TEXT EXTRACT:

Begin

Thursday, November 10, 2011

Yesterday, I drove around for three hours in my city. I downloaded Lady A's new album in celebration of the CMA's and I felt Tennessee for the first time in forever. This time last year, I listened to them all the time with Thomas. I think it's interesting how they've put something new out in this "re-birth" of my life. It sounds like a re-birth.
I love "Cold as Stone". It's so fitting. That's how I feel. I always feel so tender-hearted. Everything hurts.


"Wish I was cold as stone-
Then I wouldn't feel a thing.
Wish I didn't have this heart,
Then I wouldn't know the sting of the rain.
I could stand strong and still-
Watching you walk away.
I wouldn't hurt like this,
Or feel so all alone...
I wish I was cold as stone."


I dropped by the Barns and Noble at Vandy. I was sad the second I walked in. Thomas always hated Borders, but the truth is...I hate the new store. It's cold. There's an entire corner sectioned off for E-books. That was the same corner Dickinson's work used to be in. Everything changes. It's almost as if, not only do I not get to finish my book, I'm having pages ripped out, God's redacting the story...everything is marked out and written over...perhaps his goal is to erase my memories too. It wouldn't be the worst thing. Sometimes I wish he would take that whole fragment of time out of my life so I wouldn't hurt.

The truth is, he gave me Nashville once...and when I got into that relationship, for awhile I helped Thomas love it. But he was never happy, and then I was never happy here. It wasn't his fault...but he was always preparing to leave. And I wanted to leave. I even considered going backwards and moving back home. God gave me this blessing, and I spit on it. Now, I feel the city alive again...while I'm devastated...at the same time, I'm grateful. When Thomas left my life, I was given Nashville again.

End

BRIEF 1:
Why does the writer of the journal entry dislike the new bookstore at Vandy? Answer in one to three sentences.
BRIEF 2:
Copy the journal entry word for word, everything from "The truth is, he" down to "given Nashville again.".
The lines after this have nothing to do with the journal entry.

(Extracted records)
Begin

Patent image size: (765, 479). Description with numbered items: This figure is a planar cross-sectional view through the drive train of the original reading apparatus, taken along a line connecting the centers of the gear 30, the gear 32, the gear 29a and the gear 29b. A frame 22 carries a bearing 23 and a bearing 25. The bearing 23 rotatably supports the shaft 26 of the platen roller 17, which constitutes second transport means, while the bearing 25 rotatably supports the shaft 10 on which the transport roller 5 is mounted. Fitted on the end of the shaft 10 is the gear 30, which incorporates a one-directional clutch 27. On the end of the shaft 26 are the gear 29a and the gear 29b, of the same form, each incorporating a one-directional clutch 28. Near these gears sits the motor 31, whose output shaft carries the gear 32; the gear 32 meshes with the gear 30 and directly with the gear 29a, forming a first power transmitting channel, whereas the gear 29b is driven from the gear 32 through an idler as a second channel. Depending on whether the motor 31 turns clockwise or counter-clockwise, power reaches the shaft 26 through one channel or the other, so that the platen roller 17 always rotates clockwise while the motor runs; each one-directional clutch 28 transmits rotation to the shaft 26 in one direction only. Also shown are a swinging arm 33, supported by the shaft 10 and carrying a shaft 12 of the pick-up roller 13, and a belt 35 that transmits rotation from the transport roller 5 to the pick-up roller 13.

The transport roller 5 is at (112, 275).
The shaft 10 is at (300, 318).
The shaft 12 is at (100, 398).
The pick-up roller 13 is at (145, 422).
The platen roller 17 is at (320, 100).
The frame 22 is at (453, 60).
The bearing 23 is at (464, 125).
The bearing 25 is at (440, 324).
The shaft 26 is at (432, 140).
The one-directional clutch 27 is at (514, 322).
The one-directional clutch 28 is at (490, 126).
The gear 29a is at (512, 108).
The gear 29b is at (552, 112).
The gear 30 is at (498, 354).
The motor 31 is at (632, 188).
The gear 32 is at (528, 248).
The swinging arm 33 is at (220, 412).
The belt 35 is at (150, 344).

End

OUTPUT 1:
The writer finds the new store cold. A whole corner is now set aside for e-books, and that is the same corner where Dickinson's work used to be.

OUTPUT 2:
The truth is, he gave me Nashville once...and when I got into that relationship, for awhile I helped Thomas love it. But he was never happy, and then I was never happy here. It wasn't his fault...but he was always preparing to leave. And I wanted to leave. I even considered going backwards and moving back home. God gave me this blessing, and I spit on it. Now, I feel the city alive again...while I'm devastated...at the same time, I'm grateful. When Thomas left my life, I was given Nashville again.